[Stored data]
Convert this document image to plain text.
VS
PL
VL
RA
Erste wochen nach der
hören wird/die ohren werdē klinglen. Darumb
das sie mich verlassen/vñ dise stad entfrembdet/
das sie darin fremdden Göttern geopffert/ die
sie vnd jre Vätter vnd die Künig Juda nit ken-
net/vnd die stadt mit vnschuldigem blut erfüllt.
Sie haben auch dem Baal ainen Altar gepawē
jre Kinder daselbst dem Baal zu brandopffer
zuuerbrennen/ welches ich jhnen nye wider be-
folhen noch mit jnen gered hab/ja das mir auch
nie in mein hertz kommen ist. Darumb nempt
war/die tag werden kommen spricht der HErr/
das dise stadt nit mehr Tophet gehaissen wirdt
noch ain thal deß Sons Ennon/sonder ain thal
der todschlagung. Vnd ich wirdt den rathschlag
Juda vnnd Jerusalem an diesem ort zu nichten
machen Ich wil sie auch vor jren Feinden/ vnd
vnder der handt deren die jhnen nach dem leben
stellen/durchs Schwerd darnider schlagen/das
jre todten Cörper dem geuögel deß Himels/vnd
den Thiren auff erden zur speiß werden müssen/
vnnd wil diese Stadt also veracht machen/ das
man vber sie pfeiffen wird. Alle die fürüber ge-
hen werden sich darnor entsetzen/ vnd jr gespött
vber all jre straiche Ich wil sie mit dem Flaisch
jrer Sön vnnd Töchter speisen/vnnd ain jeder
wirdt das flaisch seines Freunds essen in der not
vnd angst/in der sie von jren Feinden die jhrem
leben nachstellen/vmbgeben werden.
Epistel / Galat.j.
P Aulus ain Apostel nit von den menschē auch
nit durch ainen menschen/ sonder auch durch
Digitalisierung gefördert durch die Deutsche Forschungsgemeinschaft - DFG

**Problem to work on:** Of the lines above, copy each that contains "vber".

**Solution to this exercise:**
man vber sie pfeiffen wird. Alle die fürüber ge-
vber all jre straiche Ich wil sie mit dem Flaisch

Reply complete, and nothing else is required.